• STATED PROBLEM: Please repeat all of the listing exactly.

• TASK INPUT:
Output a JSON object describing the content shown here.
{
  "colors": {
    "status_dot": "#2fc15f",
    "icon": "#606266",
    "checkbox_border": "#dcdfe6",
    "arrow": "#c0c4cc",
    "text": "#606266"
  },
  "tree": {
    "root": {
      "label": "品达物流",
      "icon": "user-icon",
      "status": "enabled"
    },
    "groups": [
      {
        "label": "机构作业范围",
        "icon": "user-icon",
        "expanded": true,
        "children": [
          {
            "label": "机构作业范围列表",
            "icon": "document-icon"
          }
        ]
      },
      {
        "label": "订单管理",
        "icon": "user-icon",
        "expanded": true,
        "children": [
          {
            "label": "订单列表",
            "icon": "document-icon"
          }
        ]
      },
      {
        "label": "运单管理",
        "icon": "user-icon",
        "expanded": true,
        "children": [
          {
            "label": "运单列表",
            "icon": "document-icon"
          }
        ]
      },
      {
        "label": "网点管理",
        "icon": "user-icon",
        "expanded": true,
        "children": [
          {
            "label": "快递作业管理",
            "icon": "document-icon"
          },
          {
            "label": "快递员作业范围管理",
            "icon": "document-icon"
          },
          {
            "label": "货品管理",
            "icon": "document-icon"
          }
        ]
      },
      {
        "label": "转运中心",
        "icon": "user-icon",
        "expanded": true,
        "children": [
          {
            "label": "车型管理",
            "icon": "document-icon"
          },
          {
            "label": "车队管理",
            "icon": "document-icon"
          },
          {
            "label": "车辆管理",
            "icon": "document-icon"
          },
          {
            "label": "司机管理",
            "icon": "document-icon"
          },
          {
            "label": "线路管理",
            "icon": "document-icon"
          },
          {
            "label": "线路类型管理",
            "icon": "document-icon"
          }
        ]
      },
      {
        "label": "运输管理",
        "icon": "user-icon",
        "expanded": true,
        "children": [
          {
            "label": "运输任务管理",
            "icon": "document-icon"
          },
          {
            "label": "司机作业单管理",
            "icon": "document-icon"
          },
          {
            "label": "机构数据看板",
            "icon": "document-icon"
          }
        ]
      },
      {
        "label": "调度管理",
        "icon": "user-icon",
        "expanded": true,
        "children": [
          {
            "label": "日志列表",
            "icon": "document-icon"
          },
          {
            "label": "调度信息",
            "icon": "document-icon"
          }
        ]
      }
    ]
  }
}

• RESPONSE TO THIS TASK:
Output a JSON object describing the content shown here.
{
  "colors": {
    "status_dot": "#2fc15f",
    "icon": "#606266",
    "checkbox_border": "#dcdfe6",
    "arrow": "#c0c4cc",
    "text": "#606266"
  },
  "tree": {
    "root": {
      "label": "品达物流",
      "icon": "user-icon",
      "status": "enabled"
    },
    "groups": [
      {
        "label": "机构作业范围",
        "icon": "user-icon",
        "expanded": true,
        "children": [
          {
            "label": "机构作业范围列表",
            "icon": "document-icon"
          }
        ]
      },
      {
        "label": "订单管理",
        "icon": "user-icon",
        "expanded": true,
        "children": [
          {
            "label": "订单列表",
            "icon": "document-icon"
          }
        ]
      },
      {
        "label": "运单管理",
        "icon": "user-icon",
        "expanded": true,
        "children": [
          {
            "label": "运单列表",
            "icon": "document-icon"
          }
        ]
      },
      {
        "label": "网点管理",
        "icon": "user-icon",
        "expanded": true,
        "children": [
          {
            "label": "快递作业管理",
            "icon": "document-icon"
          },
          {
            "label": "快递员作业范围管理",
            "icon": "document-icon"
          },
          {
            "label": "货品管理",
            "icon": "document-icon"
          }
        ]
      },
      {
        "label": "转运中心",
        "icon": "user-icon",
        "expanded": true,
        "children": [
          {
            "label": "车型管理",
            "icon": "document-icon"
          },
          {
            "label": "车队管理",
            "icon": "document-icon"
          },
          {
            "label": "车辆管理",
            "icon": "document-icon"
          },
          {
            "label": "司机管理",
            "icon": "document-icon"
          },
          {
            "label": "线路管理",
            "icon": "document-icon"
          },
          {
            "label": "线路类型管理",
            "icon": "document-icon"
          }
        ]
      },
      {
        "label": "运输管理",
        "icon": "user-icon",
        "expanded": true,
        "children": [
          {
            "label": "运输任务管理",
            "icon": "document-icon"
          },
          {
            "label": "司机作业单管理",
            "icon": "document-icon"
          },
          {
            "label": "机构数据看板",
            "icon": "document-icon"
          }
        ]
      },
      {
        "label": "调度管理",
        "icon": "user-icon",
        "expanded": true,
        "children": [
          {
            "label": "日志列表",
            "icon": "document-icon"
          },
          {
            "label": "调度信息",
            "icon": "document-icon"
          }
        ]
      }
    ]
  }
}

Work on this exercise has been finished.